Document page text data:
____________________

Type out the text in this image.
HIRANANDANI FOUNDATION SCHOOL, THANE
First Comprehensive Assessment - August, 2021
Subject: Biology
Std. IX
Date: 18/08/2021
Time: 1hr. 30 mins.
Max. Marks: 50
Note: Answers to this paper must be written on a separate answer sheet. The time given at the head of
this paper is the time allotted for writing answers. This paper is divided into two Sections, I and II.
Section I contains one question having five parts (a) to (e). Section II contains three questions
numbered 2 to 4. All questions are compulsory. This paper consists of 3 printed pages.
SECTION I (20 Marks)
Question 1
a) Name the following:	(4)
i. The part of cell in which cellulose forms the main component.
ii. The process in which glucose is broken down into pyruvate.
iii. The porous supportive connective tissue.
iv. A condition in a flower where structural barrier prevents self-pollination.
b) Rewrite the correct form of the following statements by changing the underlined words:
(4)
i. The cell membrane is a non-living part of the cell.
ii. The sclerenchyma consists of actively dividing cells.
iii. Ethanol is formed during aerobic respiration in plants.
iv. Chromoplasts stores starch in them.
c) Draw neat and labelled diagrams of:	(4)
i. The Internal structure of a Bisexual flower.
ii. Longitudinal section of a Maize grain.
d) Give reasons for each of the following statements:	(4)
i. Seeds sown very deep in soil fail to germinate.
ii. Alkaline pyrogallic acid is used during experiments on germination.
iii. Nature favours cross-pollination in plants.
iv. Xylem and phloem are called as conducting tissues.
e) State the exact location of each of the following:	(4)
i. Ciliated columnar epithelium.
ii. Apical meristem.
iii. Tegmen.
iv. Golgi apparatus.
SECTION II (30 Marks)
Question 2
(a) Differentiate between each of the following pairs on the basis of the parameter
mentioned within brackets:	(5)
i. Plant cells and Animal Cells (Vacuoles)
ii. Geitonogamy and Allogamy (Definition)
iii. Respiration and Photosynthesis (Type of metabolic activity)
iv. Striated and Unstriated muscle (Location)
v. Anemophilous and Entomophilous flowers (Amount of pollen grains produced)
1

____________________

*Exercise goal*
For each line in the data above that contains the string "Type", extract the line.

*Exercise response*
Type out the text in this image.
iii. Respiration and Photosynthesis (Type of metabolic activity)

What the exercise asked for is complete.